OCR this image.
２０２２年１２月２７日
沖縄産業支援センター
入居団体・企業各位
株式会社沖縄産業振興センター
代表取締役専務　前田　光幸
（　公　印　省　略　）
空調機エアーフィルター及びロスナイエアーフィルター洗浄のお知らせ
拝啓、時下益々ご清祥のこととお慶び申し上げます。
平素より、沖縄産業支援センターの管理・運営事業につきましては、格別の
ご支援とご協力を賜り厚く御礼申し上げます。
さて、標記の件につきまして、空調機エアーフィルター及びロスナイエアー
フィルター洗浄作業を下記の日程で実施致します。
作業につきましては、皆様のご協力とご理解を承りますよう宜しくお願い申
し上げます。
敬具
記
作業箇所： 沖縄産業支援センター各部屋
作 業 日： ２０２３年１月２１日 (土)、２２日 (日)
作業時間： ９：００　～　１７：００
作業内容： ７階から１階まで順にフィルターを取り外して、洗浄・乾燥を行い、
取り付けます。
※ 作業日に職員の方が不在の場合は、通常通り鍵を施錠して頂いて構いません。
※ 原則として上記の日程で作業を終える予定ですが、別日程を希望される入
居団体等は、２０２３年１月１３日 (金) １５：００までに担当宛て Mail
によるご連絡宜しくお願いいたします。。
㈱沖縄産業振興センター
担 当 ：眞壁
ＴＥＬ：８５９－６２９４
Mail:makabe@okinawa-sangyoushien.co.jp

+ + + +

■ **WORK INSTRUCTIONS**:
Copy every line above in which the string "Mail" shows up.

■ **RESULT BELOW**:
居団体等は、２０２３年１月１３日 (金) １５：００までに担当宛て Mail
Mail:makabe@okinawa-sangyoushien.co.jp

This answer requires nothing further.